* Supplied entries

• • •

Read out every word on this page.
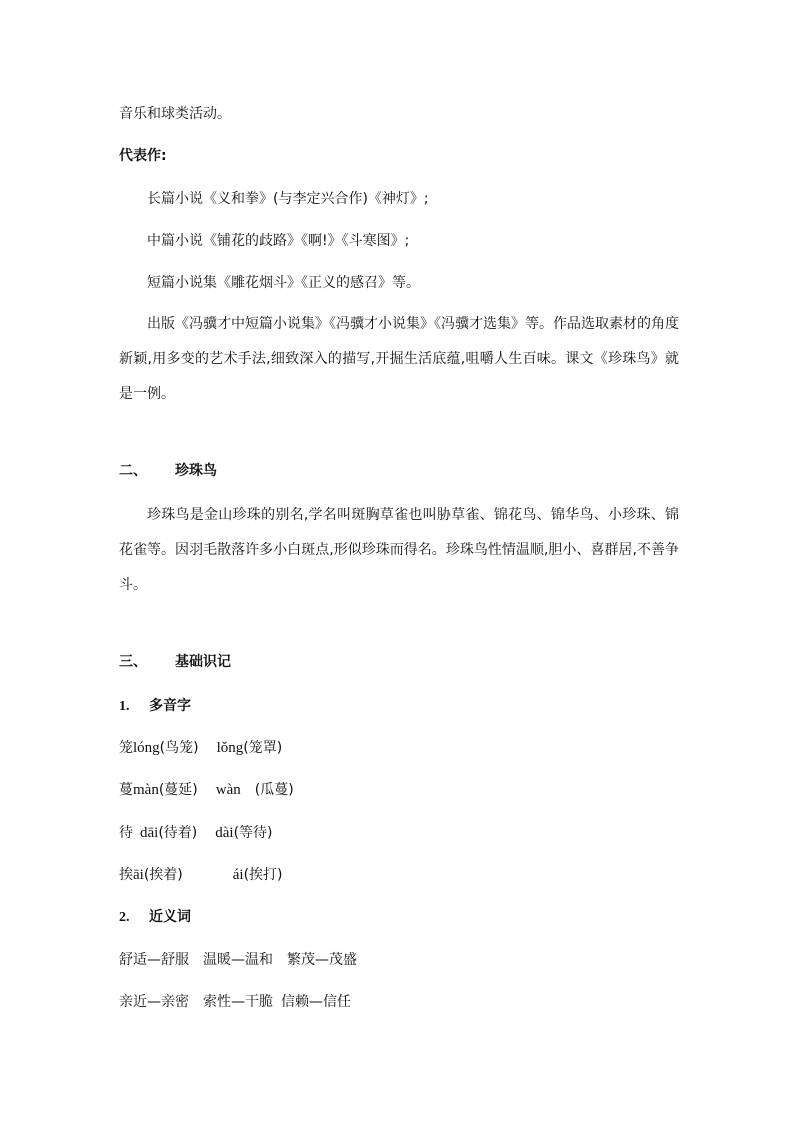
音乐和球类活动。
代表作:
长篇小说《义和拳》(与李定兴合作)《神灯》;
中篇小说《铺花的歧路》《啊!》《斗寒图》;
短篇小说集《雕花烟斗》《正义的感召》等。
出版《冯骥才中短篇小说集》《冯骥才小说集》《冯骥才选集》等。作品选取素材的角度新颖,用多变的艺术手法,细致深入的描写,开掘生活底蕴,咀嚼人生百味。课文《珍珠鸟》就是一例。
二、 珍珠鸟
珍珠鸟是金山珍珠的别名,学名叫斑胸草雀也叫胁草雀、锦花鸟、锦华鸟、小珍珠、锦花雀等。因羽毛散落许多小白斑点,形似珍珠而得名。珍珠鸟性情温顺,胆小、喜群居,不善争斗。
三、 基础识记
1. 多音字
笼lóng(鸟笼) lǒng(笼罩)
蔓màn(蔓延) wàn (瓜蔓)
待 dāi(待着) dài(等待)
挨āi(挨着)	ái(挨打)
2. 近义词
舒适—舒服 温暖—温和 繁茂—茂盛
亲近—亲密 索性—干脆 信赖—信任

• • •

* Task to carry out
Write out the listing above again, exactly, but with no pictures in the copy.

* Reply to the exercise
Read out every word on this page.
音乐和球类活动。
代表作:
长篇小说《义和拳》(与李定兴合作)《神灯》;
中篇小说《铺花的歧路》《啊!》《斗寒图》;
短篇小说集《雕花烟斗》《正义的感召》等。
出版《冯骥才中短篇小说集》《冯骥才小说集》《冯骥才选集》等。作品选取素材的角度新颖,用多变的艺术手法,细致深入的描写,开掘生活底蕴,咀嚼人生百味。课文《珍珠鸟》就是一例。
二、 珍珠鸟
珍珠鸟是金山珍珠的别名,学名叫斑胸草雀也叫胁草雀、锦花鸟、锦华鸟、小珍珠、锦花雀等。因羽毛散落许多小白斑点,形似珍珠而得名。珍珠鸟性情温顺,胆小、喜群居,不善争斗。
三、 基础识记
1. 多音字
笼lóng(鸟笼) lǒng(笼罩)
蔓màn(蔓延) wàn (瓜蔓)
待 dāi(待着) dài(等待)
挨āi(挨着)	ái(挨打)
2. 近义词
舒适—舒服 温暖—温和 繁茂—茂盛
亲近—亲密 索性—干脆 信赖—信任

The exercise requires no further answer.